» Given data:
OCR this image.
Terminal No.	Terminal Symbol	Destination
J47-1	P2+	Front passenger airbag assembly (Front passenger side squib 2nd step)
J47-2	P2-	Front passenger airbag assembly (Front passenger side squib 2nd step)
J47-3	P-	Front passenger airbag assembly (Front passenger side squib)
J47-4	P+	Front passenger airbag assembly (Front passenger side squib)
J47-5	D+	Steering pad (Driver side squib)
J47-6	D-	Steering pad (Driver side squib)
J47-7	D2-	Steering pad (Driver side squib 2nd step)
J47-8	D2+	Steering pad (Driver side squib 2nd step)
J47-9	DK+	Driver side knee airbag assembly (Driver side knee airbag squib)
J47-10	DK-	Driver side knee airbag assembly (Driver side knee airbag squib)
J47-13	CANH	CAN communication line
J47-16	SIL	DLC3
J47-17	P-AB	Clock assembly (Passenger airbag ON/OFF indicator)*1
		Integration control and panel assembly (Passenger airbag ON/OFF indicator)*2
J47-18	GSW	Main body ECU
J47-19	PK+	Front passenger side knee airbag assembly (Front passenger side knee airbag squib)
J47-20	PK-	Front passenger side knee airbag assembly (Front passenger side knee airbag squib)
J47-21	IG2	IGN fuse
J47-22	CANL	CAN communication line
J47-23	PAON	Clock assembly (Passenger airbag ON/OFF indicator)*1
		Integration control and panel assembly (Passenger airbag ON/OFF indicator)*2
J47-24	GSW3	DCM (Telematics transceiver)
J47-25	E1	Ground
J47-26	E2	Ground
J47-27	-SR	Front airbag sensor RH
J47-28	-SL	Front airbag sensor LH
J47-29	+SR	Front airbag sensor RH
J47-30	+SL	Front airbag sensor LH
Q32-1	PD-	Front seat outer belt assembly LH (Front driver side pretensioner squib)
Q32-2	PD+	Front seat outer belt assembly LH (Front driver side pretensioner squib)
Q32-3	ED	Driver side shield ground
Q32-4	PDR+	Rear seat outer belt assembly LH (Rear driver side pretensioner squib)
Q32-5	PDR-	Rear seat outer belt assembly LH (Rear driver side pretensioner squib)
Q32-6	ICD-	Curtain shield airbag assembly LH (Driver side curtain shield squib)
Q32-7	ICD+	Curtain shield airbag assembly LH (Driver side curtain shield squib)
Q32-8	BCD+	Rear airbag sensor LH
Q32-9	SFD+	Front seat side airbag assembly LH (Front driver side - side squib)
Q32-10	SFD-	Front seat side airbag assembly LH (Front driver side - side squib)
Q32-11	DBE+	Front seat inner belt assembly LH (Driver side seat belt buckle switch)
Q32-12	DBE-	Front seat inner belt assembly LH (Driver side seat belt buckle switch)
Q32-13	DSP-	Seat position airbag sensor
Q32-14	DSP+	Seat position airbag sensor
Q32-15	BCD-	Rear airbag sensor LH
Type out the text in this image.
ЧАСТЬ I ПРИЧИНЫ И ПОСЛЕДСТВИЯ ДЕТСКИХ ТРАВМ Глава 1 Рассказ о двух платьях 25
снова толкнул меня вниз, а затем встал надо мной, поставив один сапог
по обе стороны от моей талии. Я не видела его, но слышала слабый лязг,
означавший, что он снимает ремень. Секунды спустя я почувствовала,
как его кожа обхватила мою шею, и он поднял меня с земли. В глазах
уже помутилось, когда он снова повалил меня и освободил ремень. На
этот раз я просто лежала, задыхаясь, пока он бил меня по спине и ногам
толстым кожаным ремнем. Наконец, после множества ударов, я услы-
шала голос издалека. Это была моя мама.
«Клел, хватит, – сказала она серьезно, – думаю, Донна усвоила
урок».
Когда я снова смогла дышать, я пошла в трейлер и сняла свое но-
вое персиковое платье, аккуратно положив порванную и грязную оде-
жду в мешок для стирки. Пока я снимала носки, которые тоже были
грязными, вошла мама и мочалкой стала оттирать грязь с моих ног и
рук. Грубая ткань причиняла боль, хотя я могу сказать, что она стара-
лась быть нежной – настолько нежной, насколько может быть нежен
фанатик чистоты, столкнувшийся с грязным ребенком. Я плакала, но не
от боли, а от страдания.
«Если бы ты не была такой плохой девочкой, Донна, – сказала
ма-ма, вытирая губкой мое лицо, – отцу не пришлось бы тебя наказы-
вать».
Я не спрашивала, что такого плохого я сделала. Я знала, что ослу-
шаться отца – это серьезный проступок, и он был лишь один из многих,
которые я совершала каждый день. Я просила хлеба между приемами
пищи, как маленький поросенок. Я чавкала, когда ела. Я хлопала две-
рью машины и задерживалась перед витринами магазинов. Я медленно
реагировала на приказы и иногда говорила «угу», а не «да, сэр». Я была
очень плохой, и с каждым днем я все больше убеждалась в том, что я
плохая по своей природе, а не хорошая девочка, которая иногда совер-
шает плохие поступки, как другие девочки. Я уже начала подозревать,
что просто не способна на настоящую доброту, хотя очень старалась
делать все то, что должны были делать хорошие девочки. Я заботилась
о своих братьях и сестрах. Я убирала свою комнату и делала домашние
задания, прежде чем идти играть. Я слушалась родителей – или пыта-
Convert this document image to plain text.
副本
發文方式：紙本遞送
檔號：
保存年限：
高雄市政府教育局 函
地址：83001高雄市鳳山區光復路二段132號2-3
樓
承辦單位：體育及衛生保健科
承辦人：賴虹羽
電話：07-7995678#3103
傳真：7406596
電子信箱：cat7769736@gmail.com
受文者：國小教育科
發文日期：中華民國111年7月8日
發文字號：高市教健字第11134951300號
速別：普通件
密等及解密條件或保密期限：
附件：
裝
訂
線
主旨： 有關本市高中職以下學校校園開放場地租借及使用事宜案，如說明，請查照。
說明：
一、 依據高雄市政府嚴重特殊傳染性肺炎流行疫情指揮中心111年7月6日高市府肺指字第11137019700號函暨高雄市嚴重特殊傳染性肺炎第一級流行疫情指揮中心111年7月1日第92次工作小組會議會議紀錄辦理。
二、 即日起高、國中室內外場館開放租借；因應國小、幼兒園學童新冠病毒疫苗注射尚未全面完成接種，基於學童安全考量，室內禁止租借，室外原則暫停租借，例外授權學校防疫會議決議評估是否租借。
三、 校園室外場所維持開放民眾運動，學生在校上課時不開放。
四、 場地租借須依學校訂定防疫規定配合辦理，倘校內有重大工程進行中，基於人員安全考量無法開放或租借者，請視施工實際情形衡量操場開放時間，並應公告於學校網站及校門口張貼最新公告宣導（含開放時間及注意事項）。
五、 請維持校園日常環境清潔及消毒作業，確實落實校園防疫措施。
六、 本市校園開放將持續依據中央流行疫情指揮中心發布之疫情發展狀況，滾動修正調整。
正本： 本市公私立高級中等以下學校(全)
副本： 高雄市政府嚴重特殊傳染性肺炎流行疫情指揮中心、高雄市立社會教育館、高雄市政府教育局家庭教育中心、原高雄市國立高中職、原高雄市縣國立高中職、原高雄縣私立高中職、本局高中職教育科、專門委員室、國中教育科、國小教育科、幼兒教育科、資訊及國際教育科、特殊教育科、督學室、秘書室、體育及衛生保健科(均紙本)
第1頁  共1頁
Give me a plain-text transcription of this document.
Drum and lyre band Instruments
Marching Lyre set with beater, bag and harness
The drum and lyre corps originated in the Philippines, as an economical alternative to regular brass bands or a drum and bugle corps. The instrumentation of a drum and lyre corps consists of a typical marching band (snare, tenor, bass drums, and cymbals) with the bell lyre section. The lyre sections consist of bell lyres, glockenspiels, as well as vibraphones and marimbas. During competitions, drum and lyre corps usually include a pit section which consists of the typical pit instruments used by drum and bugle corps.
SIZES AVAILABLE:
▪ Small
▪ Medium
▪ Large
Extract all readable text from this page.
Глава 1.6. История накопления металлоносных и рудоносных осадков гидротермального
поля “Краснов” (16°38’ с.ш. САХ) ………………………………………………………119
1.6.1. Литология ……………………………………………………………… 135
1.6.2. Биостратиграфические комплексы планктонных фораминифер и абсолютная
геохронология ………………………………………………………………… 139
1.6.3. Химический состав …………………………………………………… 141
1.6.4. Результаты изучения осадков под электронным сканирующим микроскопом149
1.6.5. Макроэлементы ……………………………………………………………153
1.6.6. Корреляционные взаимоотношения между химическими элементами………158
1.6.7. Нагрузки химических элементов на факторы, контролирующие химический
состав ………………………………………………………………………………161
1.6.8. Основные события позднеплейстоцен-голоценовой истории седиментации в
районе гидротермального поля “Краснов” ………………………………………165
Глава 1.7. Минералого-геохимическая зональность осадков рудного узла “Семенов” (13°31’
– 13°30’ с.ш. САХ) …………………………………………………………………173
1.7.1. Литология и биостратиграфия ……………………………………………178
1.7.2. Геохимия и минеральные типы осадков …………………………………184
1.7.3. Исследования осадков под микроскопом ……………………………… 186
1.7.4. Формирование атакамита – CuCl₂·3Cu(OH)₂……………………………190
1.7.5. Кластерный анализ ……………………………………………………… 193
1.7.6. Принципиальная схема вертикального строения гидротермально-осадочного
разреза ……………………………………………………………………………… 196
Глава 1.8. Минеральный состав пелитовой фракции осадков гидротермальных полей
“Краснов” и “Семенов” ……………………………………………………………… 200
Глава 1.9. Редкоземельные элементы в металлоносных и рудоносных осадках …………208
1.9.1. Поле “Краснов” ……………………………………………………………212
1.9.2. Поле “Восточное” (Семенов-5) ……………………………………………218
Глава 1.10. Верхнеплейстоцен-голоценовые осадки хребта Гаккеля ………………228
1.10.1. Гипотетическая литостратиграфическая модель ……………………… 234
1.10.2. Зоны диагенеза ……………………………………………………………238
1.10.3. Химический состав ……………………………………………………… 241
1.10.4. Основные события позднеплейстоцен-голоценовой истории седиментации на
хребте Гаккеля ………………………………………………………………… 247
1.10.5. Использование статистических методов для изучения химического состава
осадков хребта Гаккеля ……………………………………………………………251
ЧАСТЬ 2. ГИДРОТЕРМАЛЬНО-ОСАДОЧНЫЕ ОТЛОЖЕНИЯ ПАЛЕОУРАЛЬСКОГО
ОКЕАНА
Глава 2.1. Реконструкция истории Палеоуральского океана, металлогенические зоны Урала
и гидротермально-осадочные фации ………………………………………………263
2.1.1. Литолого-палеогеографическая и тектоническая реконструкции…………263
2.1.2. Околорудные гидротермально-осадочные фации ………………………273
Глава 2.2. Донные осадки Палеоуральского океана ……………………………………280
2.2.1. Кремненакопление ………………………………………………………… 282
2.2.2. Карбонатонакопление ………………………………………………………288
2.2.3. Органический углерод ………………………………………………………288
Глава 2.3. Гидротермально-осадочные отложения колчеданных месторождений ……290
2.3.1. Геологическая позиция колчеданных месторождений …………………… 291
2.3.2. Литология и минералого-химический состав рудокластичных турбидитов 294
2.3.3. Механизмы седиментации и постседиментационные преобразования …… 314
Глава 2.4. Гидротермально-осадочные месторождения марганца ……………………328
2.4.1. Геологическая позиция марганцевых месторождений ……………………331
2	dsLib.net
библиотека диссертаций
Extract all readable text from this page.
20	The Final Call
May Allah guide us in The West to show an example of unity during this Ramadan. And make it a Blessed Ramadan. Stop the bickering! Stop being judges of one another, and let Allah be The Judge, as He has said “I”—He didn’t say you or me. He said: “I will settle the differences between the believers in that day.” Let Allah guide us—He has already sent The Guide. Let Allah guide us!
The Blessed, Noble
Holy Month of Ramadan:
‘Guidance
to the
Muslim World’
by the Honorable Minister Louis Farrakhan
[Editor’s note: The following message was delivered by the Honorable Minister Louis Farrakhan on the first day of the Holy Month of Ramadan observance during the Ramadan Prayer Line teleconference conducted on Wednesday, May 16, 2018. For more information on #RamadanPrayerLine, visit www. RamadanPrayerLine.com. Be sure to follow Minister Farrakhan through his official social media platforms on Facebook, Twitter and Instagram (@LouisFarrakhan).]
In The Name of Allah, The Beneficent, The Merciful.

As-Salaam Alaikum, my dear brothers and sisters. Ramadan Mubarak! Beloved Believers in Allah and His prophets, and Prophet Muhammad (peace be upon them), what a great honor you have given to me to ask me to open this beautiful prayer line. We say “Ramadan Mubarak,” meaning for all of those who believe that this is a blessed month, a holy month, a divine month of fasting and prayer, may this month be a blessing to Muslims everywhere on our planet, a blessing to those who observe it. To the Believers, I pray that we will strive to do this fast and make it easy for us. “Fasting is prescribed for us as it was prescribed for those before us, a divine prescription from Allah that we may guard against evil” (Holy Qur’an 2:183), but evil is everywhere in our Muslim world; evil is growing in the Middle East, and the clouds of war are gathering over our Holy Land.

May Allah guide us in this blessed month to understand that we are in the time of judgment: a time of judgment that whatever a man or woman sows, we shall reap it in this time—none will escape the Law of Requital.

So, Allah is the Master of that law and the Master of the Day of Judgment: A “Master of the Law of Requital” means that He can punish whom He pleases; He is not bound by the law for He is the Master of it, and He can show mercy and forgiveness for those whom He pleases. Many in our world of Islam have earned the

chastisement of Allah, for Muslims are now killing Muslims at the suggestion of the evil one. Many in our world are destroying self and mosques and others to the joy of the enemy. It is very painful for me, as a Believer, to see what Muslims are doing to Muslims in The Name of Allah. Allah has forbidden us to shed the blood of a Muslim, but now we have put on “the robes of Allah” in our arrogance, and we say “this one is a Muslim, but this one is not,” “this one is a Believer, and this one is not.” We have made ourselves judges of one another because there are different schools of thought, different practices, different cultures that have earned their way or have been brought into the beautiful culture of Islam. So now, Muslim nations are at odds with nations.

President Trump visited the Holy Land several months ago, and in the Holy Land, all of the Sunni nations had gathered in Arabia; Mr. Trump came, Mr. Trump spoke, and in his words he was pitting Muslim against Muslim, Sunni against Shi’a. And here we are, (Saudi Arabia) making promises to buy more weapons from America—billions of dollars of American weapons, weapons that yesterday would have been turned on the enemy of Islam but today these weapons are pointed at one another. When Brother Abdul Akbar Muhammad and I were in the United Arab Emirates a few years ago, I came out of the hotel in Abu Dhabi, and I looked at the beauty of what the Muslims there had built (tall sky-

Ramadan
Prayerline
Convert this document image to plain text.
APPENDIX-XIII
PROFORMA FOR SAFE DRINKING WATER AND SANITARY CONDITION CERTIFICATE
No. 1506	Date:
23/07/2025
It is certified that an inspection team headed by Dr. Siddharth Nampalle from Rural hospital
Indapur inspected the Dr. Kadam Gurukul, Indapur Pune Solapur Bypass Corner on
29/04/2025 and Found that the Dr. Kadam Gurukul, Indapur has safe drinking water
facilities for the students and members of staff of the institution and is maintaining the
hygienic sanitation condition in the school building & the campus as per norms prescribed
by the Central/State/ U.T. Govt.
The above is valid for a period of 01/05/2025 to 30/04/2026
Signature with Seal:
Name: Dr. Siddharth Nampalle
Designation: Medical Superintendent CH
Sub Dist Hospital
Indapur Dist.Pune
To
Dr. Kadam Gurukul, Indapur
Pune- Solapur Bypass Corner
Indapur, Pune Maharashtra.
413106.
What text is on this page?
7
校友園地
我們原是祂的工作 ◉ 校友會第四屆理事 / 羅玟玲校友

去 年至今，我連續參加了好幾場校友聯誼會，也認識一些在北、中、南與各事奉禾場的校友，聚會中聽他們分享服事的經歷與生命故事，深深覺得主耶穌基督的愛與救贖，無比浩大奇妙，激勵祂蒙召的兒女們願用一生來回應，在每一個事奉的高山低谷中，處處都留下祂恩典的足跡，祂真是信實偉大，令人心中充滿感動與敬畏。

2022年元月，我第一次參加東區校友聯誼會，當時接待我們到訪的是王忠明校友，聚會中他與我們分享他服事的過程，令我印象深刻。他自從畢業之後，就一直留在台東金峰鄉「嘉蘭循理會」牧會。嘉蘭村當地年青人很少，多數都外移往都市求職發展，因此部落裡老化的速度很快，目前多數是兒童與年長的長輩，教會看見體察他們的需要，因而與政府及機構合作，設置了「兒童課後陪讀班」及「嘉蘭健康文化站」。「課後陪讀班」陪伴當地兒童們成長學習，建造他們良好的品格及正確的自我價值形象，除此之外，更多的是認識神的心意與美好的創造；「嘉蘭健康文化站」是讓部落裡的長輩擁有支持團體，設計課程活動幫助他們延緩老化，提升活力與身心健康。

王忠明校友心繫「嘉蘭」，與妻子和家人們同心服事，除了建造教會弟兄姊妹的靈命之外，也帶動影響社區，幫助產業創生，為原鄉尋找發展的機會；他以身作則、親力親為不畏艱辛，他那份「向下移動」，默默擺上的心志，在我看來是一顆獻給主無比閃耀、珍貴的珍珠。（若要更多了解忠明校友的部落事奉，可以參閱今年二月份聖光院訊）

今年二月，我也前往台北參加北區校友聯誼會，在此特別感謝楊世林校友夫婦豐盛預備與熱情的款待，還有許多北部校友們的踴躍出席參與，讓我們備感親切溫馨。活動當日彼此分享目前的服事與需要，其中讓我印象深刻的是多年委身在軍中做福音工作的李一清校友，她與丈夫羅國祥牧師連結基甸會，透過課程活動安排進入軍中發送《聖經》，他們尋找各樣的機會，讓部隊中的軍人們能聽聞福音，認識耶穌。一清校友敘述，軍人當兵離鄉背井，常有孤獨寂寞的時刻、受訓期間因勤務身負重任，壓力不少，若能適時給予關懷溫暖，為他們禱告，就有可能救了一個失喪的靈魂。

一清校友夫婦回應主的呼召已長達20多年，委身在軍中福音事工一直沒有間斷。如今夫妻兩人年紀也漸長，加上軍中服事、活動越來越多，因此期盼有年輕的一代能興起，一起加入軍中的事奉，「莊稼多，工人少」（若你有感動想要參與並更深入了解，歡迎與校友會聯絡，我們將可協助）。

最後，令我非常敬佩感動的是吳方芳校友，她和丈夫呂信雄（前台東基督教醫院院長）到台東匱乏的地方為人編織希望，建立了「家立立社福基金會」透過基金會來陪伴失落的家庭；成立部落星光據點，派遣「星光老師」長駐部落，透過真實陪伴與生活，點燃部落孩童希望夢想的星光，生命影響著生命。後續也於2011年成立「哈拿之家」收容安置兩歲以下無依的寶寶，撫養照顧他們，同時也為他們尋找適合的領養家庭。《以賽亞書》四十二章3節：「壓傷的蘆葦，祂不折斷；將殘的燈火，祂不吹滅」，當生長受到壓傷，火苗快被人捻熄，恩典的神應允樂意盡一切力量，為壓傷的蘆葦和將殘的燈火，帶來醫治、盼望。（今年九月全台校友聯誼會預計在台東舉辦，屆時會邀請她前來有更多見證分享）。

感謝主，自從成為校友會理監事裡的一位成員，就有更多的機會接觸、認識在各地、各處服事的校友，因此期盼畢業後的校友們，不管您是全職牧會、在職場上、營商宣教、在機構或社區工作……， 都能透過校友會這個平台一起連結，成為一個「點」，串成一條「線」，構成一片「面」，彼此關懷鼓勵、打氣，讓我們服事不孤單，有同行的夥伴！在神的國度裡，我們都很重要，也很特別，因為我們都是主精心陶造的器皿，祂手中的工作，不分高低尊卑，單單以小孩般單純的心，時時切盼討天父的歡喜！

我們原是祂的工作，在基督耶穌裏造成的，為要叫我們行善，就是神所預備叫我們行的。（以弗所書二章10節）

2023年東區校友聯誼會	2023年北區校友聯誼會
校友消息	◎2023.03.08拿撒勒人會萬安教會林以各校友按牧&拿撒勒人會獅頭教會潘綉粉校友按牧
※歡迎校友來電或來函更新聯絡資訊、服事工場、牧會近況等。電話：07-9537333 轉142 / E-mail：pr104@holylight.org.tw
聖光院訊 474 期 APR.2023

» What you will do:
Scan the material for lines with the word "國小教育科", and copy each line you find.

» Full output:
受文者：國小教育科
副本： 高雄市政府嚴重特殊傳染性肺炎流行疫情指揮中心、高雄市立社會教育館、高雄市政府教育局家庭教育中心、原高雄市國立高中職、原高雄市縣國立高中職、原高雄縣私立高中職、本局高中職教育科、專門委員室、國中教育科、國小教育科、幼兒教育科、資訊及國際教育科、特殊教育科、督學室、秘書室、體育及衛生保健科(均紙本)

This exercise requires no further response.